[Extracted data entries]
»»
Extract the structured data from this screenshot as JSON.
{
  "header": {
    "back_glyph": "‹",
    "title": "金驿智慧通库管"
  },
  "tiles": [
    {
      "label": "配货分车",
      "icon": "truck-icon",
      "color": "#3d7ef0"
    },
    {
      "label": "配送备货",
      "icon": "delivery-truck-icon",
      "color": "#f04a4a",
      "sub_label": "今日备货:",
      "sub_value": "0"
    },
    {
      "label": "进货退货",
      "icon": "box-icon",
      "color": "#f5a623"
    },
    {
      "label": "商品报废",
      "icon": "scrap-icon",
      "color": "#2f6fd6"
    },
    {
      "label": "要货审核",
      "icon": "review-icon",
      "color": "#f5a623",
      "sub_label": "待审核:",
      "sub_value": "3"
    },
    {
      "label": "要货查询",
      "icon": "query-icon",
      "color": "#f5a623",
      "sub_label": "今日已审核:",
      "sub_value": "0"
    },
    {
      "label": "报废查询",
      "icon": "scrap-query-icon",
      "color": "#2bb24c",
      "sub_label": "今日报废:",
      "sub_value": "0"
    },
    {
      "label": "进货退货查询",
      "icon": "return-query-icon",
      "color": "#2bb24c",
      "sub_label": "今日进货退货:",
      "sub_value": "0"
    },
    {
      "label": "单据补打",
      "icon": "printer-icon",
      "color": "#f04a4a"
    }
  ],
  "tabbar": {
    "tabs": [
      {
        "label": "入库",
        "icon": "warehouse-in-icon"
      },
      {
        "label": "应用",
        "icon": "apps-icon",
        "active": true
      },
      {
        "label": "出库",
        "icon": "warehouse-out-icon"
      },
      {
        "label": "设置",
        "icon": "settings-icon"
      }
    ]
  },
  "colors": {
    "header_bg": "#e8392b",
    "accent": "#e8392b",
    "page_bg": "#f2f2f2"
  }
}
««
◆ **Brief**
Quote all of the entries verbatim.

◆ **Response below**
Extract the structured data from this screenshot as JSON.
{
  "header": {
    "back_glyph": "‹",
    "title": "金驿智慧通库管"
  },
  "tiles": [
    {
      "label": "配货分车",
      "icon": "truck-icon",
      "color": "#3d7ef0"
    },
    {
      "label": "配送备货",
      "icon": "delivery-truck-icon",
      "color": "#f04a4a",
      "sub_label": "今日备货:",
      "sub_value": "0"
    },
    {
      "label": "进货退货",
      "icon": "box-icon",
      "color": "#f5a623"
    },
    {
      "label": "商品报废",
      "icon": "scrap-icon",
      "color": "#2f6fd6"
    },
    {
      "label": "要货审核",
      "icon": "review-icon",
      "color": "#f5a623",
      "sub_label": "待审核:",
      "sub_value": "3"
    },
    {
      "label": "要货查询",
      "icon": "query-icon",
      "color": "#f5a623",
      "sub_label": "今日已审核:",
      "sub_value": "0"
    },
    {
      "label": "报废查询",
      "icon": "scrap-query-icon",
      "color": "#2bb24c",
      "sub_label": "今日报废:",
      "sub_value": "0"
    },
    {
      "label": "进货退货查询",
      "icon": "return-query-icon",
      "color": "#2bb24c",
      "sub_label": "今日进货退货:",
      "sub_value": "0"
    },
    {
      "label": "单据补打",
      "icon": "printer-icon",
      "color": "#f04a4a"
    }
  ],
  "tabbar": {
    "tabs": [
      {
        "label": "入库",
        "icon": "warehouse-in-icon"
      },
      {
        "label": "应用",
        "icon": "apps-icon",
        "active": true
      },
      {
        "label": "出库",
        "icon": "warehouse-out-icon"
      },
      {
        "label": "设置",
        "icon": "settings-icon"
      }
    ]
  },
  "colors": {
    "header_bg": "#e8392b",
    "accent": "#e8392b",
    "page_bg": "#f2f2f2"
  }
}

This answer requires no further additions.